* **Requirements**
Print out the entries below with no edits.

* **Supplied data**
****

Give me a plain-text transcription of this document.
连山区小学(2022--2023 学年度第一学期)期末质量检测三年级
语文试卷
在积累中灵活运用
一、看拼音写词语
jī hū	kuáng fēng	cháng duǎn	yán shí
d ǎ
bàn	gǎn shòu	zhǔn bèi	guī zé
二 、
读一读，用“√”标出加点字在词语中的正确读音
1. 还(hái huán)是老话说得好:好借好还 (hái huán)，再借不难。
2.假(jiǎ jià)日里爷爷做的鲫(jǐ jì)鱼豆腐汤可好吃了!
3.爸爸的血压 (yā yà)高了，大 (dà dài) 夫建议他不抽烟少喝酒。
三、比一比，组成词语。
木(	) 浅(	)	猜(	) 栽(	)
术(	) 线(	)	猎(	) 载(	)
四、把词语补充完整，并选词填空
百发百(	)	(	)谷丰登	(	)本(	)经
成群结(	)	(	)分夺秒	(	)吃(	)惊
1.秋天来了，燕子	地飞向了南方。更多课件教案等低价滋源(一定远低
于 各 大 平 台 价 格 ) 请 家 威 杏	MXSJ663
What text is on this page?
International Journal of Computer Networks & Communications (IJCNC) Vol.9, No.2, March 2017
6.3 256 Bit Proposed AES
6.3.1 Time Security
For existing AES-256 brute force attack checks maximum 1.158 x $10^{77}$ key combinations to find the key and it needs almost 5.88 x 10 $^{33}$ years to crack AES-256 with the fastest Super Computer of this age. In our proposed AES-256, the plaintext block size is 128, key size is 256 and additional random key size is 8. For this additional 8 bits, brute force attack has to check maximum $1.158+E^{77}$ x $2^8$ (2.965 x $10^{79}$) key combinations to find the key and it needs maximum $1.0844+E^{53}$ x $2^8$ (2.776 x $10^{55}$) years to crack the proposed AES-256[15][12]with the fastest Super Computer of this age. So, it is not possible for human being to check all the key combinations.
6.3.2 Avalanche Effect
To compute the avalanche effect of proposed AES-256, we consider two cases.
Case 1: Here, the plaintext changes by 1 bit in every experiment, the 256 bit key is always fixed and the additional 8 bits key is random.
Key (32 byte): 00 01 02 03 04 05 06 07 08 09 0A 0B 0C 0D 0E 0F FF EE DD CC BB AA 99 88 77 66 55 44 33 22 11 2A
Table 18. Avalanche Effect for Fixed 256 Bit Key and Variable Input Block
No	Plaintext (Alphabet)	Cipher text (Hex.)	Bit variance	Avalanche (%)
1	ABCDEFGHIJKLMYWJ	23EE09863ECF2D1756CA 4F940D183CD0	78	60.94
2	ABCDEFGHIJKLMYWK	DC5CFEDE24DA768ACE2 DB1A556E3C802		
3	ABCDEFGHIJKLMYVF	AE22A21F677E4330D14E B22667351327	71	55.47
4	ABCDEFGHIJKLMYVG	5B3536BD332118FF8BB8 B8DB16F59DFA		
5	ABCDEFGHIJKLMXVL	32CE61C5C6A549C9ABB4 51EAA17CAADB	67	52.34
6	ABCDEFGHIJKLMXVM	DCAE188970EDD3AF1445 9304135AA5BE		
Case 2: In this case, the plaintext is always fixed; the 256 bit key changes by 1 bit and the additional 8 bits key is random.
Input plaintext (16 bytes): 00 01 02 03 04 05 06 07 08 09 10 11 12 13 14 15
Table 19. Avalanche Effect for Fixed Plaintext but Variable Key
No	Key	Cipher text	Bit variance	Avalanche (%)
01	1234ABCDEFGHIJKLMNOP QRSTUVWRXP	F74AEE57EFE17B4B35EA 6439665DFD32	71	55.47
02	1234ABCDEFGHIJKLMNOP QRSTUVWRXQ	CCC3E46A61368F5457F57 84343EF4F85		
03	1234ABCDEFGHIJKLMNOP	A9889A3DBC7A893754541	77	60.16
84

****

* **Reply**
Give me a plain-text transcription of this document.
连山区小学(2022--2023 学年度第一学期)期末质量检测三年级
语文试卷
在积累中灵活运用
一、看拼音写词语
jī hū	kuáng fēng	cháng duǎn	yán shí
d ǎ
bàn	gǎn shòu	zhǔn bèi	guī zé
二 、
读一读，用“√”标出加点字在词语中的正确读音
1. 还(hái huán)是老话说得好:好借好还 (hái huán)，再借不难。
2.假(jiǎ jià)日里爷爷做的鲫(jǐ jì)鱼豆腐汤可好吃了!
3.爸爸的血压 (yā yà)高了，大 (dà dài) 夫建议他不抽烟少喝酒。
三、比一比，组成词语。
木(	) 浅(	)	猜(	) 栽(	)
术(	) 线(	)	猎(	) 载(	)
四、把词语补充完整，并选词填空
百发百(	)	(	)谷丰登	(	)本(	)经
成群结(	)	(	)分夺秒	(	)吃(	)惊
1.秋天来了，燕子	地飞向了南方。更多课件教案等低价滋源(一定远低
于 各 大 平 台 价 格 ) 请 家 威 杏	MXSJ663
What text is on this page?
International Journal of Computer Networks & Communications (IJCNC) Vol.9, No.2, March 2017
6.3 256 Bit Proposed AES
6.3.1 Time Security
For existing AES-256 brute force attack checks maximum 1.158 x $10^{77}$ key combinations to find the key and it needs almost 5.88 x 10 $^{33}$ years to crack AES-256 with the fastest Super Computer of this age. In our proposed AES-256, the plaintext block size is 128, key size is 256 and additional random key size is 8. For this additional 8 bits, brute force attack has to check maximum $1.158+E^{77}$ x $2^8$ (2.965 x $10^{79}$) key combinations to find the key and it needs maximum $1.0844+E^{53}$ x $2^8$ (2.776 x $10^{55}$) years to crack the proposed AES-256[15][12]with the fastest Super Computer of this age. So, it is not possible for human being to check all the key combinations.
6.3.2 Avalanche Effect
To compute the avalanche effect of proposed AES-256, we consider two cases.
Case 1: Here, the plaintext changes by 1 bit in every experiment, the 256 bit key is always fixed and the additional 8 bits key is random.
Key (32 byte): 00 01 02 03 04 05 06 07 08 09 0A 0B 0C 0D 0E 0F FF EE DD CC BB AA 99 88 77 66 55 44 33 22 11 2A
Table 18. Avalanche Effect for Fixed 256 Bit Key and Variable Input Block
No	Plaintext (Alphabet)	Cipher text (Hex.)	Bit variance	Avalanche (%)
1	ABCDEFGHIJKLMYWJ	23EE09863ECF2D1756CA 4F940D183CD0	78	60.94
2	ABCDEFGHIJKLMYWK	DC5CFEDE24DA768ACE2 DB1A556E3C802		
3	ABCDEFGHIJKLMYVF	AE22A21F677E4330D14E B22667351327	71	55.47
4	ABCDEFGHIJKLMYVG	5B3536BD332118FF8BB8 B8DB16F59DFA		
5	ABCDEFGHIJKLMXVL	32CE61C5C6A549C9ABB4 51EAA17CAADB	67	52.34
6	ABCDEFGHIJKLMXVM	DCAE188970EDD3AF1445 9304135AA5BE		
Case 2: In this case, the plaintext is always fixed; the 256 bit key changes by 1 bit and the additional 8 bits key is random.
Input plaintext (16 bytes): 00 01 02 03 04 05 06 07 08 09 10 11 12 13 14 15
Table 19. Avalanche Effect for Fixed Plaintext but Variable Key
No	Key	Cipher text	Bit variance	Avalanche (%)
01	1234ABCDEFGHIJKLMNOP QRSTUVWRXP	F74AEE57EFE17B4B35EA 6439665DFD32	71	55.47
02	1234ABCDEFGHIJKLMNOP QRSTUVWRXQ	CCC3E46A61368F5457F57 84343EF4F85		
03	1234ABCDEFGHIJKLMNOP	A9889A3DBC7A893754541	77	60.16
84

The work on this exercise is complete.